## SOURCE MATERIAL
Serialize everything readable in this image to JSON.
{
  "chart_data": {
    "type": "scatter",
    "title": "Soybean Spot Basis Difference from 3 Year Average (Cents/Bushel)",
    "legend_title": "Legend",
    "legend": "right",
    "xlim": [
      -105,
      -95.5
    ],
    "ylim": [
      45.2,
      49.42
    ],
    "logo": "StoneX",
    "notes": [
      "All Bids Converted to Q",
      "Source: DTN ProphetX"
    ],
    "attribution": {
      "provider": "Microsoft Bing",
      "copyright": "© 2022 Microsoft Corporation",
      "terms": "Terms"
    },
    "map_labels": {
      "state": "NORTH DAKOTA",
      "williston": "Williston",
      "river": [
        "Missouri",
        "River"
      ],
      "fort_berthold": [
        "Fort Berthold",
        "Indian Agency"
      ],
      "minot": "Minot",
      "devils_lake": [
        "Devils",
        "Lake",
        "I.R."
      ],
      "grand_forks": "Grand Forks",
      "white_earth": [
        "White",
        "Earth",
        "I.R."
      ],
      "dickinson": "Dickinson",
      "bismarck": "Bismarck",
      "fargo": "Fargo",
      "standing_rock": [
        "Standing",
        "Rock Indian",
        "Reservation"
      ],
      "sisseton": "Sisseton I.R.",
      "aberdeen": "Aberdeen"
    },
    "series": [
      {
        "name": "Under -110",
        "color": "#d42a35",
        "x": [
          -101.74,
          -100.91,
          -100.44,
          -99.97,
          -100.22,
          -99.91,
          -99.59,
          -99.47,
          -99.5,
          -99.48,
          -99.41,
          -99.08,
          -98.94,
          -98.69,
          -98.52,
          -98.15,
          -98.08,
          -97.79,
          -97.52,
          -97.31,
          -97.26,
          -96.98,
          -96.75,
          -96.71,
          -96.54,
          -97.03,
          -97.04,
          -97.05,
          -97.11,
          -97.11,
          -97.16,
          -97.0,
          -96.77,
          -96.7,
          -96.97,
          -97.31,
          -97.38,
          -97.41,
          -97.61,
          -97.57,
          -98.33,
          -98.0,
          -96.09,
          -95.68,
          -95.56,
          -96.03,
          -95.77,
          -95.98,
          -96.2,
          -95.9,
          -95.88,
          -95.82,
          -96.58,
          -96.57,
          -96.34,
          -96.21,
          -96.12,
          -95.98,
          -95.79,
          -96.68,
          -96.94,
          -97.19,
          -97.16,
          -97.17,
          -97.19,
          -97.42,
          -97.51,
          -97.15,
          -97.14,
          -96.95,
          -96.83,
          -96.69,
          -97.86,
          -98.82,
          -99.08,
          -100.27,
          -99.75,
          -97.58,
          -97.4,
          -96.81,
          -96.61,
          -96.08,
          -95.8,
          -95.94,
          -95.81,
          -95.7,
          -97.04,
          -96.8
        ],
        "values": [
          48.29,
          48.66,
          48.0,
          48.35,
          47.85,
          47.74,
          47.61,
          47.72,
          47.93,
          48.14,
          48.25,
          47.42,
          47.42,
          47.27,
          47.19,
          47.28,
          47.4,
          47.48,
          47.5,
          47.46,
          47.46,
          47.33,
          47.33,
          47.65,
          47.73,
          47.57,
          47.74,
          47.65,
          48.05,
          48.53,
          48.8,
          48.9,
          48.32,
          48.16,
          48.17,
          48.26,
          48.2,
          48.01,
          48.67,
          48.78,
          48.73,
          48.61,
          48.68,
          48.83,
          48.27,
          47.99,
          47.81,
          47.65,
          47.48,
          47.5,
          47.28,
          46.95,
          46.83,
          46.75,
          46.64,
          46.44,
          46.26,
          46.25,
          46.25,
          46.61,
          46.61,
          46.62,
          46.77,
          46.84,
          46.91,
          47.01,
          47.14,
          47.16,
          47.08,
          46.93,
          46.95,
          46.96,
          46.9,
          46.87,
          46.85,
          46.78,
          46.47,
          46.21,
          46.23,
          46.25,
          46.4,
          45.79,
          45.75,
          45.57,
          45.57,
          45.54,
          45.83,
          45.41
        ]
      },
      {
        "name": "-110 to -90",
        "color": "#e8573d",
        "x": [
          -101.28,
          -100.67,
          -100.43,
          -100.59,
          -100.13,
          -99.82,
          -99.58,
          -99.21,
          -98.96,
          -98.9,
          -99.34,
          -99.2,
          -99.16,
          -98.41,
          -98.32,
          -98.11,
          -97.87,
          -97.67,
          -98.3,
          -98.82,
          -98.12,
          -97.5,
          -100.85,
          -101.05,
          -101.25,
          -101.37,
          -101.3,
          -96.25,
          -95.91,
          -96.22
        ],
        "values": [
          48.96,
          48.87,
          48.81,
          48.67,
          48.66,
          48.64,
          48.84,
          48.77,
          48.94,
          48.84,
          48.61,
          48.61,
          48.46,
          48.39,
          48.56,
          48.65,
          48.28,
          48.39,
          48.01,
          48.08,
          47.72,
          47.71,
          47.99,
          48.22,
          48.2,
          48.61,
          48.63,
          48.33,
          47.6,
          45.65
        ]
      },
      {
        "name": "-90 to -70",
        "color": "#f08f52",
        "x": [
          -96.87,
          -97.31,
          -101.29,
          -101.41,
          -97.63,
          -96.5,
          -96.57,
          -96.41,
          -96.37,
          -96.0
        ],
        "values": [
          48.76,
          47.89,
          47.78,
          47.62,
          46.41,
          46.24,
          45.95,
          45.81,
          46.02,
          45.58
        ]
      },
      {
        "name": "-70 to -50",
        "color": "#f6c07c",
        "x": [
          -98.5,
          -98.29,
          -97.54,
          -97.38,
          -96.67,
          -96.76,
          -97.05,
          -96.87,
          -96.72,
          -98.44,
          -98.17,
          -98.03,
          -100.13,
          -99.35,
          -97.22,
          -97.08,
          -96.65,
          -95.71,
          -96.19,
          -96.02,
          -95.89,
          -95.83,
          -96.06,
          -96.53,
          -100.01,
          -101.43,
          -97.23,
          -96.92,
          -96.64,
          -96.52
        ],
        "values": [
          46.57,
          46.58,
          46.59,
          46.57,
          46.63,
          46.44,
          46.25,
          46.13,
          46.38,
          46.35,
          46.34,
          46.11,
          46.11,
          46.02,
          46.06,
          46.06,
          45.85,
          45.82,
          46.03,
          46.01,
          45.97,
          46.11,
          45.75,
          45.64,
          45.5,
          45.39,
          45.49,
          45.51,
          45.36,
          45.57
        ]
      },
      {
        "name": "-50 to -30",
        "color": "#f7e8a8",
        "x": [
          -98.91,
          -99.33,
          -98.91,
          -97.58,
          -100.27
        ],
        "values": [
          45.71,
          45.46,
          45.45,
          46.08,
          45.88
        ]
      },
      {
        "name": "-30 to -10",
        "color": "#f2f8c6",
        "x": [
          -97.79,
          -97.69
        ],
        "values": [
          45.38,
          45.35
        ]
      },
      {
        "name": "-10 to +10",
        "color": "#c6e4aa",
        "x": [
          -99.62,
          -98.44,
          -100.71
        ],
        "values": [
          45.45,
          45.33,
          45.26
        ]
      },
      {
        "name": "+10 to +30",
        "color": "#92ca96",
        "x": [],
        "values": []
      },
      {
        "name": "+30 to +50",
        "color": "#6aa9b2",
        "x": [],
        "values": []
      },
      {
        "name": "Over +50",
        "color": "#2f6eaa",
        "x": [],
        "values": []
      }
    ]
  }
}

## YOUR GOAL
Please return the data above exactly as given.

## CORRECT OUTPUT
Serialize everything readable in this image to JSON.
{
  "chart_data": {
    "type": "scatter",
    "title": "Soybean Spot Basis Difference from 3 Year Average (Cents/Bushel)",
    "legend_title": "Legend",
    "legend": "right",
    "xlim": [
      -105,
      -95.5
    ],
    "ylim": [
      45.2,
      49.42
    ],
    "logo": "StoneX",
    "notes": [
      "All Bids Converted to Q",
      "Source: DTN ProphetX"
    ],
    "attribution": {
      "provider": "Microsoft Bing",
      "copyright": "© 2022 Microsoft Corporation",
      "terms": "Terms"
    },
    "map_labels": {
      "state": "NORTH DAKOTA",
      "williston": "Williston",
      "river": [
        "Missouri",
        "River"
      ],
      "fort_berthold": [
        "Fort Berthold",
        "Indian Agency"
      ],
      "minot": "Minot",
      "devils_lake": [
        "Devils",
        "Lake",
        "I.R."
      ],
      "grand_forks": "Grand Forks",
      "white_earth": [
        "White",
        "Earth",
        "I.R."
      ],
      "dickinson": "Dickinson",
      "bismarck": "Bismarck",
      "fargo": "Fargo",
      "standing_rock": [
        "Standing",
        "Rock Indian",
        "Reservation"
      ],
      "sisseton": "Sisseton I.R.",
      "aberdeen": "Aberdeen"
    },
    "series": [
      {
        "name": "Under -110",
        "color": "#d42a35",
        "x": [
          -101.74,
          -100.91,
          -100.44,
          -99.97,
          -100.22,
          -99.91,
          -99.59,
          -99.47,
          -99.5,
          -99.48,
          -99.41,
          -99.08,
          -98.94,
          -98.69,
          -98.52,
          -98.15,
          -98.08,
          -97.79,
          -97.52,
          -97.31,
          -97.26,
          -96.98,
          -96.75,
          -96.71,
          -96.54,
          -97.03,
          -97.04,
          -97.05,
          -97.11,
          -97.11,
          -97.16,
          -97.0,
          -96.77,
          -96.7,
          -96.97,
          -97.31,
          -97.38,
          -97.41,
          -97.61,
          -97.57,
          -98.33,
          -98.0,
          -96.09,
          -95.68,
          -95.56,
          -96.03,
          -95.77,
          -95.98,
          -96.2,
          -95.9,
          -95.88,
          -95.82,
          -96.58,
          -96.57,
          -96.34,
          -96.21,
          -96.12,
          -95.98,
          -95.79,
          -96.68,
          -96.94,
          -97.19,
          -97.16,
          -97.17,
          -97.19,
          -97.42,
          -97.51,
          -97.15,
          -97.14,
          -96.95,
          -96.83,
          -96.69,
          -97.86,
          -98.82,
          -99.08,
          -100.27,
          -99.75,
          -97.58,
          -97.4,
          -96.81,
          -96.61,
          -96.08,
          -95.8,
          -95.94,
          -95.81,
          -95.7,
          -97.04,
          -96.8
        ],
        "values": [
          48.29,
          48.66,
          48.0,
          48.35,
          47.85,
          47.74,
          47.61,
          47.72,
          47.93,
          48.14,
          48.25,
          47.42,
          47.42,
          47.27,
          47.19,
          47.28,
          47.4,
          47.48,
          47.5,
          47.46,
          47.46,
          47.33,
          47.33,
          47.65,
          47.73,
          47.57,
          47.74,
          47.65,
          48.05,
          48.53,
          48.8,
          48.9,
          48.32,
          48.16,
          48.17,
          48.26,
          48.2,
          48.01,
          48.67,
          48.78,
          48.73,
          48.61,
          48.68,
          48.83,
          48.27,
          47.99,
          47.81,
          47.65,
          47.48,
          47.5,
          47.28,
          46.95,
          46.83,
          46.75,
          46.64,
          46.44,
          46.26,
          46.25,
          46.25,
          46.61,
          46.61,
          46.62,
          46.77,
          46.84,
          46.91,
          47.01,
          47.14,
          47.16,
          47.08,
          46.93,
          46.95,
          46.96,
          46.9,
          46.87,
          46.85,
          46.78,
          46.47,
          46.21,
          46.23,
          46.25,
          46.4,
          45.79,
          45.75,
          45.57,
          45.57,
          45.54,
          45.83,
          45.41
        ]
      },
      {
        "name": "-110 to -90",
        "color": "#e8573d",
        "x": [
          -101.28,
          -100.67,
          -100.43,
          -100.59,
          -100.13,
          -99.82,
          -99.58,
          -99.21,
          -98.96,
          -98.9,
          -99.34,
          -99.2,
          -99.16,
          -98.41,
          -98.32,
          -98.11,
          -97.87,
          -97.67,
          -98.3,
          -98.82,
          -98.12,
          -97.5,
          -100.85,
          -101.05,
          -101.25,
          -101.37,
          -101.3,
          -96.25,
          -95.91,
          -96.22
        ],
        "values": [
          48.96,
          48.87,
          48.81,
          48.67,
          48.66,
          48.64,
          48.84,
          48.77,
          48.94,
          48.84,
          48.61,
          48.61,
          48.46,
          48.39,
          48.56,
          48.65,
          48.28,
          48.39,
          48.01,
          48.08,
          47.72,
          47.71,
          47.99,
          48.22,
          48.2,
          48.61,
          48.63,
          48.33,
          47.6,
          45.65
        ]
      },
      {
        "name": "-90 to -70",
        "color": "#f08f52",
        "x": [
          -96.87,
          -97.31,
          -101.29,
          -101.41,
          -97.63,
          -96.5,
          -96.57,
          -96.41,
          -96.37,
          -96.0
        ],
        "values": [
          48.76,
          47.89,
          47.78,
          47.62,
          46.41,
          46.24,
          45.95,
          45.81,
          46.02,
          45.58
        ]
      },
      {
        "name": "-70 to -50",
        "color": "#f6c07c",
        "x": [
          -98.5,
          -98.29,
          -97.54,
          -97.38,
          -96.67,
          -96.76,
          -97.05,
          -96.87,
          -96.72,
          -98.44,
          -98.17,
          -98.03,
          -100.13,
          -99.35,
          -97.22,
          -97.08,
          -96.65,
          -95.71,
          -96.19,
          -96.02,
          -95.89,
          -95.83,
          -96.06,
          -96.53,
          -100.01,
          -101.43,
          -97.23,
          -96.92,
          -96.64,
          -96.52
        ],
        "values": [
          46.57,
          46.58,
          46.59,
          46.57,
          46.63,
          46.44,
          46.25,
          46.13,
          46.38,
          46.35,
          46.34,
          46.11,
          46.11,
          46.02,
          46.06,
          46.06,
          45.85,
          45.82,
          46.03,
          46.01,
          45.97,
          46.11,
          45.75,
          45.64,
          45.5,
          45.39,
          45.49,
          45.51,
          45.36,
          45.57
        ]
      },
      {
        "name": "-50 to -30",
        "color": "#f7e8a8",
        "x": [
          -98.91,
          -99.33,
          -98.91,
          -97.58,
          -100.27
        ],
        "values": [
          45.71,
          45.46,
          45.45,
          46.08,
          45.88
        ]
      },
      {
        "name": "-30 to -10",
        "color": "#f2f8c6",
        "x": [
          -97.79,
          -97.69
        ],
        "values": [
          45.38,
          45.35
        ]
      },
      {
        "name": "-10 to +10",
        "color": "#c6e4aa",
        "x": [
          -99.62,
          -98.44,
          -100.71
        ],
        "values": [
          45.45,
          45.33,
          45.26
        ]
      },
      {
        "name": "+10 to +30",
        "color": "#92ca96",
        "x": [],
        "values": []
      },
      {
        "name": "+30 to +50",
        "color": "#6aa9b2",
        "x": [],
        "values": []
      },
      {
        "name": "Over +50",
        "color": "#2f6eaa",
        "x": [],
        "values": []
      }
    ]
  }
}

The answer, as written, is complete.